= Written exercise =
All the data should be repeated exactly. Any image in it is left out.
___
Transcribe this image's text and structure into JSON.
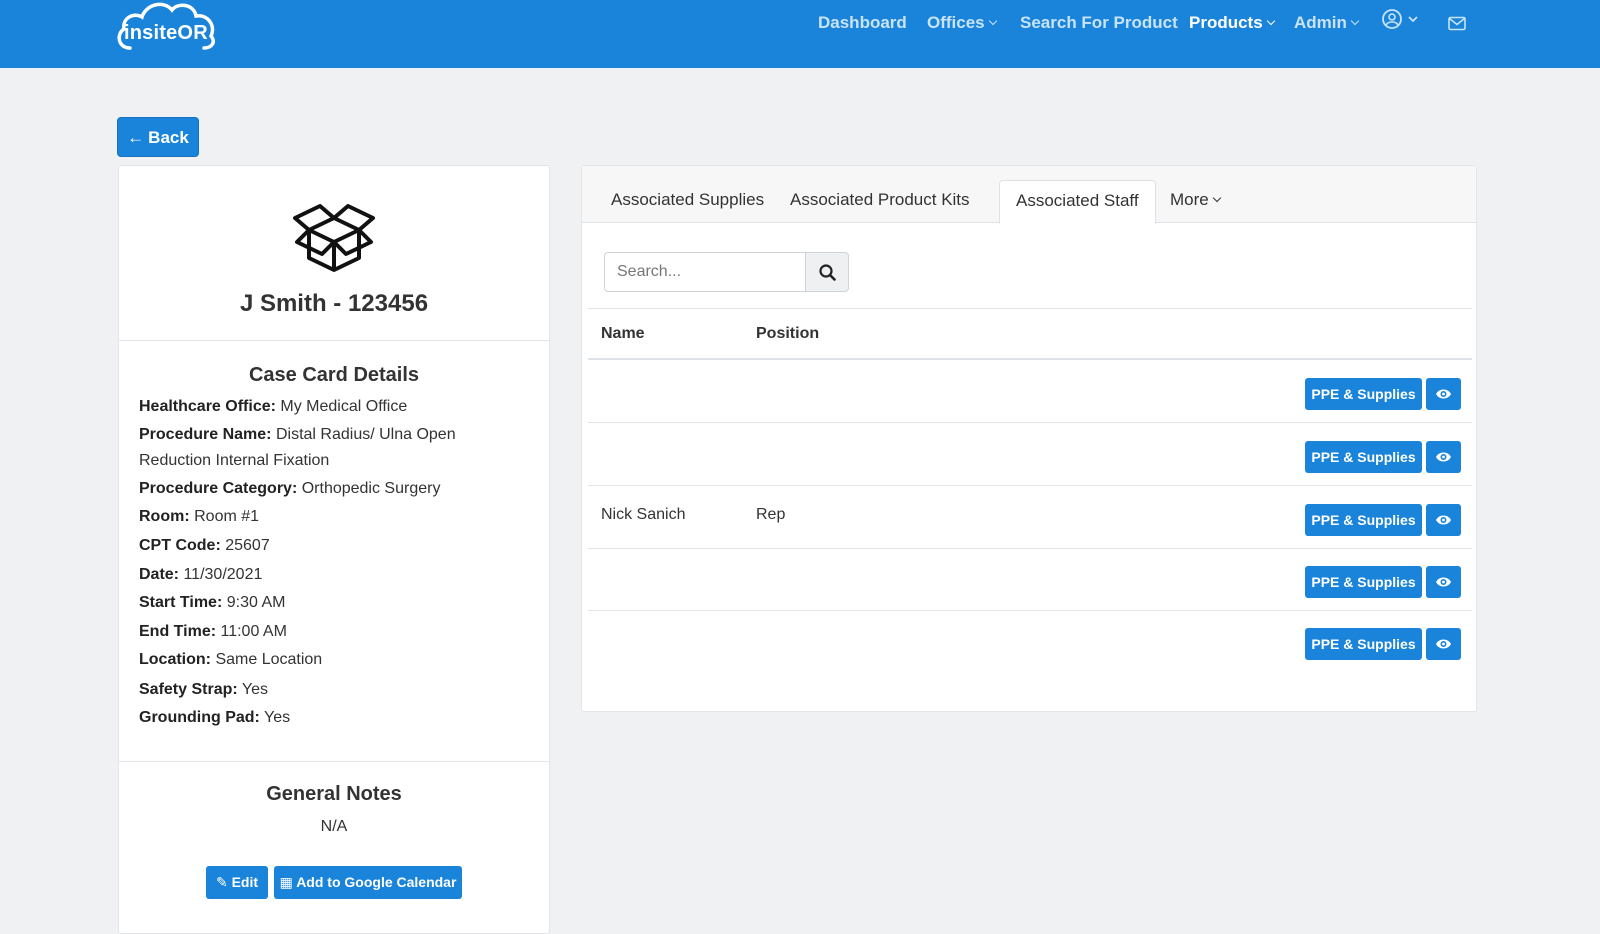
{
  "navbar": {
    "logo": "insiteOR",
    "links": {
      "dashboard": "Dashboard",
      "offices": "Offices",
      "search_product": "Search For Product",
      "products": "Products",
      "admin": "Admin"
    }
  },
  "back_label": "Back",
  "case": {
    "title": "J Smith - 123456",
    "details_title": "Case Card Details",
    "details": [
      {
        "label": "Healthcare Office:",
        "value": "My Medical Office"
      },
      {
        "label": "Procedure Name:",
        "value": "Distal Radius/ Ulna Open Reduction Internal Fixation"
      },
      {
        "label": "Procedure Category:",
        "value": "Orthopedic Surgery"
      },
      {
        "label": "Room:",
        "value": "Room #1"
      },
      {
        "label": "CPT Code:",
        "value": "25607"
      },
      {
        "label": "Date:",
        "value": "11/30/2021"
      },
      {
        "label": "Start Time:",
        "value": "9:30 AM"
      },
      {
        "label": "End Time:",
        "value": "11:00 AM"
      },
      {
        "label": "Location:",
        "value": "Same Location"
      },
      {
        "label": "Safety Strap:",
        "value": "Yes"
      },
      {
        "label": "Grounding Pad:",
        "value": "Yes"
      }
    ],
    "notes_title": "General Notes",
    "notes_value": "N/A",
    "edit_label": "Edit",
    "calendar_label": "Add to Google Calendar"
  },
  "tabs": {
    "supplies": "Associated Supplies",
    "kits": "Associated Product Kits",
    "staff": "Associated Staff",
    "more": "More"
  },
  "search": {
    "placeholder": "Search..."
  },
  "table": {
    "headers": {
      "name": "Name",
      "position": "Position"
    },
    "button_label": "PPE & Supplies",
    "rows": [
      {
        "name": "",
        "position": ""
      },
      {
        "name": "",
        "position": ""
      },
      {
        "name": "Nick Sanich",
        "position": "Rep"
      },
      {
        "name": "",
        "position": ""
      },
      {
        "name": "",
        "position": ""
      }
    ]
  },
  "colors": {
    "primary": "#1a84da",
    "background": "#f0f1f3"
  }
}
___
= The output =
Transcribe this image's text and structure into JSON.
{
  "navbar": {
    "logo": "insiteOR",
    "links": {
      "dashboard": "Dashboard",
      "offices": "Offices",
      "search_product": "Search For Product",
      "products": "Products",
      "admin": "Admin"
    }
  },
  "back_label": "Back",
  "case": {
    "title": "J Smith - 123456",
    "details_title": "Case Card Details",
    "details": [
      {
        "label": "Healthcare Office:",
        "value": "My Medical Office"
      },
      {
        "label": "Procedure Name:",
        "value": "Distal Radius/ Ulna Open Reduction Internal Fixation"
      },
      {
        "label": "Procedure Category:",
        "value": "Orthopedic Surgery"
      },
      {
        "label": "Room:",
        "value": "Room #1"
      },
      {
        "label": "CPT Code:",
        "value": "25607"
      },
      {
        "label": "Date:",
        "value": "11/30/2021"
      },
      {
        "label": "Start Time:",
        "value": "9:30 AM"
      },
      {
        "label": "End Time:",
        "value": "11:00 AM"
      },
      {
        "label": "Location:",
        "value": "Same Location"
      },
      {
        "label": "Safety Strap:",
        "value": "Yes"
      },
      {
        "label": "Grounding Pad:",
        "value": "Yes"
      }
    ],
    "notes_title": "General Notes",
    "notes_value": "N/A",
    "edit_label": "Edit",
    "calendar_label": "Add to Google Calendar"
  },
  "tabs": {
    "supplies": "Associated Supplies",
    "kits": "Associated Product Kits",
    "staff": "Associated Staff",
    "more": "More"
  },
  "search": {
    "placeholder": "Search..."
  },
  "table": {
    "headers": {
      "name": "Name",
      "position": "Position"
    },
    "button_label": "PPE & Supplies",
    "rows": [
      {
        "name": "",
        "position": ""
      },
      {
        "name": "",
        "position": ""
      },
      {
        "name": "Nick Sanich",
        "position": "Rep"
      },
      {
        "name": "",
        "position": ""
      },
      {
        "name": "",
        "position": ""
      }
    ]
  },
  "colors": {
    "primary": "#1a84da",
    "background": "#f0f1f3"
  }
}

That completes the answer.